→ Set problem
Without the pictures, print each of the records below exactly as it appears.

→ Given records
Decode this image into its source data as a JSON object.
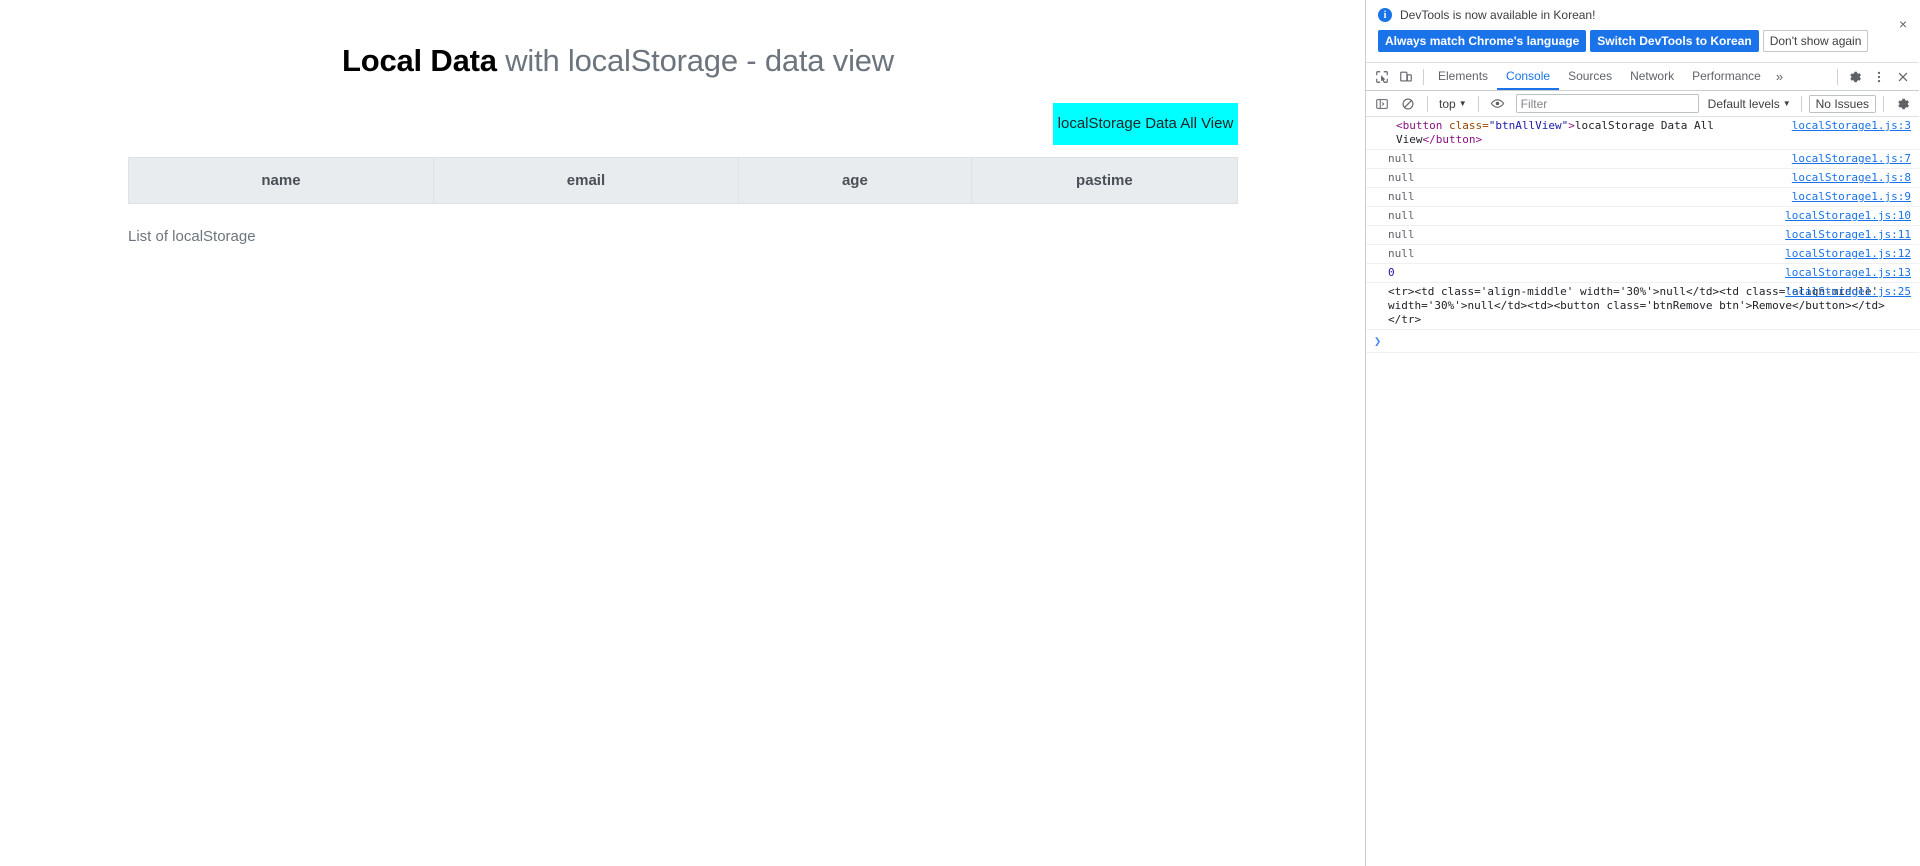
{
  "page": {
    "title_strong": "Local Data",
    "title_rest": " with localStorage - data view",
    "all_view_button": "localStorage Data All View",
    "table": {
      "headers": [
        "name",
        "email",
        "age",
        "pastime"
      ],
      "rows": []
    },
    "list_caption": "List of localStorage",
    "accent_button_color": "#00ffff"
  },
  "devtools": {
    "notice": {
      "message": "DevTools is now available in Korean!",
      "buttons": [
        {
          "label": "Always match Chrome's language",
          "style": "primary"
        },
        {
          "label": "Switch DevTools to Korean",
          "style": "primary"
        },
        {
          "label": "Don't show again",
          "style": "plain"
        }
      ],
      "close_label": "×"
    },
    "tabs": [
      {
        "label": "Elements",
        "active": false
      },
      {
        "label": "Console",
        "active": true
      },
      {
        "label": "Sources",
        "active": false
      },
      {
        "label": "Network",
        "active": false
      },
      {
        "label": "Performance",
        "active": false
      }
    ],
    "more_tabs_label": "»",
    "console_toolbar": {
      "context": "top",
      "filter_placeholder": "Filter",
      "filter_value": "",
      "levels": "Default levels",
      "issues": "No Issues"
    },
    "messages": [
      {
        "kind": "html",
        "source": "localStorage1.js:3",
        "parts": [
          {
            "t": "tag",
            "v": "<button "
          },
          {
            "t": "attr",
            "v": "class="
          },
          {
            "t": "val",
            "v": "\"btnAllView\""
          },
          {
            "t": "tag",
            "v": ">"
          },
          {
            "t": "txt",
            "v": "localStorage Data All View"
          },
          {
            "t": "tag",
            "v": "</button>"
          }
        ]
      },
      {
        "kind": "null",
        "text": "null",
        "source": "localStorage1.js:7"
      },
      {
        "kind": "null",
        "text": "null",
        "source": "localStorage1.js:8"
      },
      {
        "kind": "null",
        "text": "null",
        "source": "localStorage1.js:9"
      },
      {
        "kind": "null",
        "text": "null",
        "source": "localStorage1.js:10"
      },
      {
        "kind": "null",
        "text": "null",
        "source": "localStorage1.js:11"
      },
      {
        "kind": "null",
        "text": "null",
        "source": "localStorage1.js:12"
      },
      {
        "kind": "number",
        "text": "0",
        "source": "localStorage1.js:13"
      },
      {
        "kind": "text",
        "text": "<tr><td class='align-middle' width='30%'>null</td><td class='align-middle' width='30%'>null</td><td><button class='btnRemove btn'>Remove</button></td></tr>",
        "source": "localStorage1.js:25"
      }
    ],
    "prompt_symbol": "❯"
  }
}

→ Completed task
Decode this image into its source data as a JSON object.
{
  "page": {
    "title_strong": "Local Data",
    "title_rest": " with localStorage - data view",
    "all_view_button": "localStorage Data All View",
    "table": {
      "headers": [
        "name",
        "email",
        "age",
        "pastime"
      ],
      "rows": []
    },
    "list_caption": "List of localStorage",
    "accent_button_color": "#00ffff"
  },
  "devtools": {
    "notice": {
      "message": "DevTools is now available in Korean!",
      "buttons": [
        {
          "label": "Always match Chrome's language",
          "style": "primary"
        },
        {
          "label": "Switch DevTools to Korean",
          "style": "primary"
        },
        {
          "label": "Don't show again",
          "style": "plain"
        }
      ],
      "close_label": "×"
    },
    "tabs": [
      {
        "label": "Elements",
        "active": false
      },
      {
        "label": "Console",
        "active": true
      },
      {
        "label": "Sources",
        "active": false
      },
      {
        "label": "Network",
        "active": false
      },
      {
        "label": "Performance",
        "active": false
      }
    ],
    "more_tabs_label": "»",
    "console_toolbar": {
      "context": "top",
      "filter_placeholder": "Filter",
      "filter_value": "",
      "levels": "Default levels",
      "issues": "No Issues"
    },
    "messages": [
      {
        "kind": "html",
        "source": "localStorage1.js:3",
        "parts": [
          {
            "t": "tag",
            "v": "<button "
          },
          {
            "t": "attr",
            "v": "class="
          },
          {
            "t": "val",
            "v": "\"btnAllView\""
          },
          {
            "t": "tag",
            "v": ">"
          },
          {
            "t": "txt",
            "v": "localStorage Data All View"
          },
          {
            "t": "tag",
            "v": "</button>"
          }
        ]
      },
      {
        "kind": "null",
        "text": "null",
        "source": "localStorage1.js:7"
      },
      {
        "kind": "null",
        "text": "null",
        "source": "localStorage1.js:8"
      },
      {
        "kind": "null",
        "text": "null",
        "source": "localStorage1.js:9"
      },
      {
        "kind": "null",
        "text": "null",
        "source": "localStorage1.js:10"
      },
      {
        "kind": "null",
        "text": "null",
        "source": "localStorage1.js:11"
      },
      {
        "kind": "null",
        "text": "null",
        "source": "localStorage1.js:12"
      },
      {
        "kind": "number",
        "text": "0",
        "source": "localStorage1.js:13"
      },
      {
        "kind": "text",
        "text": "<tr><td class='align-middle' width='30%'>null</td><td class='align-middle' width='30%'>null</td><td><button class='btnRemove btn'>Remove</button></td></tr>",
        "source": "localStorage1.js:25"
      }
    ],
    "prompt_symbol": "❯"
  }
}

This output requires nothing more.